Data entries
=======

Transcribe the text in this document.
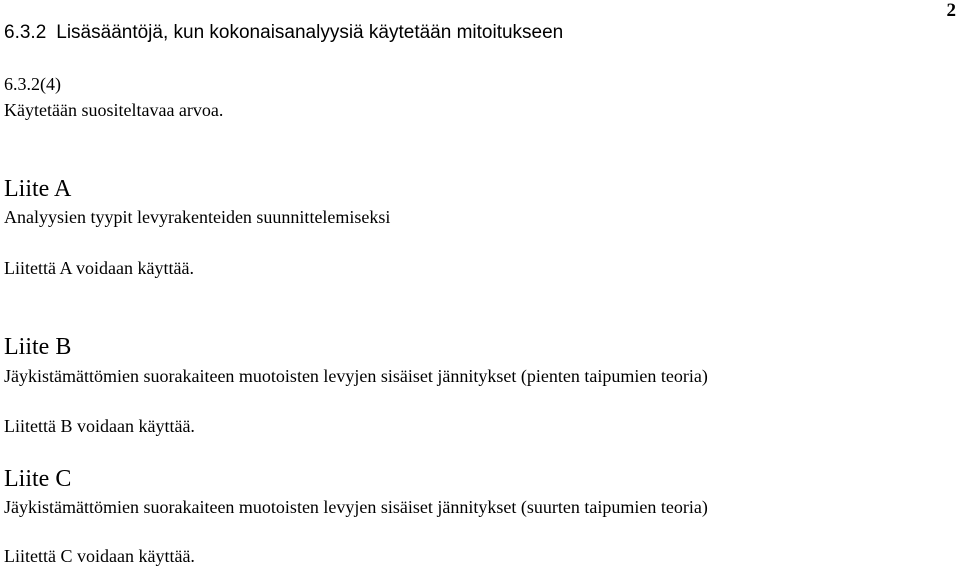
2
6.3.2 Lisäsääntöjä, kun kokonaisanalyysiä käytetään mitoitukseen
6.3.2(4)
Käytetään suositeltavaa arvoa.
Liite A
Analyysien tyypit levyrakenteiden suunnittelemiseksi
Liitettä A voidaan käyttää.
Liite B
Jäykistämättömien suorakaiteen muotoisten levyjen sisäiset jännitykset (pienten taipumien teoria)
Liitettä B voidaan käyttää.
Liite C
Jäykistämättömien suorakaiteen muotoisten levyjen sisäiset jännitykset (suurten taipumien teoria)
Liitettä C voidaan käyttää.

=======

Search the data for the string "levyjen" and copy each line where it appears.

Jäykistämättömien suorakaiteen muotoisten levyjen sisäiset jännitykset (pienten taipumien teoria)
Jäykistämättömien suorakaiteen muotoisten levyjen sisäiset jännitykset (suurten taipumien teoria)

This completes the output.